## SOURCE RECORDS

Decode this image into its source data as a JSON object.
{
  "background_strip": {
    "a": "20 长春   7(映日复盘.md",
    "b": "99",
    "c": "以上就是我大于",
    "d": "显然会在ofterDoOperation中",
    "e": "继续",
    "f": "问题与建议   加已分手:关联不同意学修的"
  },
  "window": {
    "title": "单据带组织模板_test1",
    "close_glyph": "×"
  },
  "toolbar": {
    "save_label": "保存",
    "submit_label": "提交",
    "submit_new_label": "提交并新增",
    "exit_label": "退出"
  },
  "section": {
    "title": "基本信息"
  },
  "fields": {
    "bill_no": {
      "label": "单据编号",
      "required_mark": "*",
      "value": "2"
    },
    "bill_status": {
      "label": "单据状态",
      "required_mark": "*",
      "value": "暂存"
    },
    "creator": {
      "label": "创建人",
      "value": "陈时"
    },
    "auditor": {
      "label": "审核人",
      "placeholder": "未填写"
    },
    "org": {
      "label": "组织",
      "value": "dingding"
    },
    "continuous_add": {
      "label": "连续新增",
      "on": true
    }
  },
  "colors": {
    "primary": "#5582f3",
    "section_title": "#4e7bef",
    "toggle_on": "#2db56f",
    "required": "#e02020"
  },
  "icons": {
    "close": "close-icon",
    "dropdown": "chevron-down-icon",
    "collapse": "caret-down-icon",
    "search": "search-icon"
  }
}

## GOAL
Reproduce the data, keeping every line exactly the same.

## SOLUTION BELOW
Decode this image into its source data as a JSON object.
{
  "background_strip": {
    "a": "20 长春   7(映日复盘.md",
    "b": "99",
    "c": "以上就是我大于",
    "d": "显然会在ofterDoOperation中",
    "e": "继续",
    "f": "问题与建议   加已分手:关联不同意学修的"
  },
  "window": {
    "title": "单据带组织模板_test1",
    "close_glyph": "×"
  },
  "toolbar": {
    "save_label": "保存",
    "submit_label": "提交",
    "submit_new_label": "提交并新增",
    "exit_label": "退出"
  },
  "section": {
    "title": "基本信息"
  },
  "fields": {
    "bill_no": {
      "label": "单据编号",
      "required_mark": "*",
      "value": "2"
    },
    "bill_status": {
      "label": "单据状态",
      "required_mark": "*",
      "value": "暂存"
    },
    "creator": {
      "label": "创建人",
      "value": "陈时"
    },
    "auditor": {
      "label": "审核人",
      "placeholder": "未填写"
    },
    "org": {
      "label": "组织",
      "value": "dingding"
    },
    "continuous_add": {
      "label": "连续新增",
      "on": true
    }
  },
  "colors": {
    "primary": "#5582f3",
    "section_title": "#4e7bef",
    "toggle_on": "#2db56f",
    "required": "#e02020"
  },
  "icons": {
    "close": "close-icon",
    "dropdown": "chevron-down-icon",
    "collapse": "caret-down-icon",
    "search": "search-icon"
  }
}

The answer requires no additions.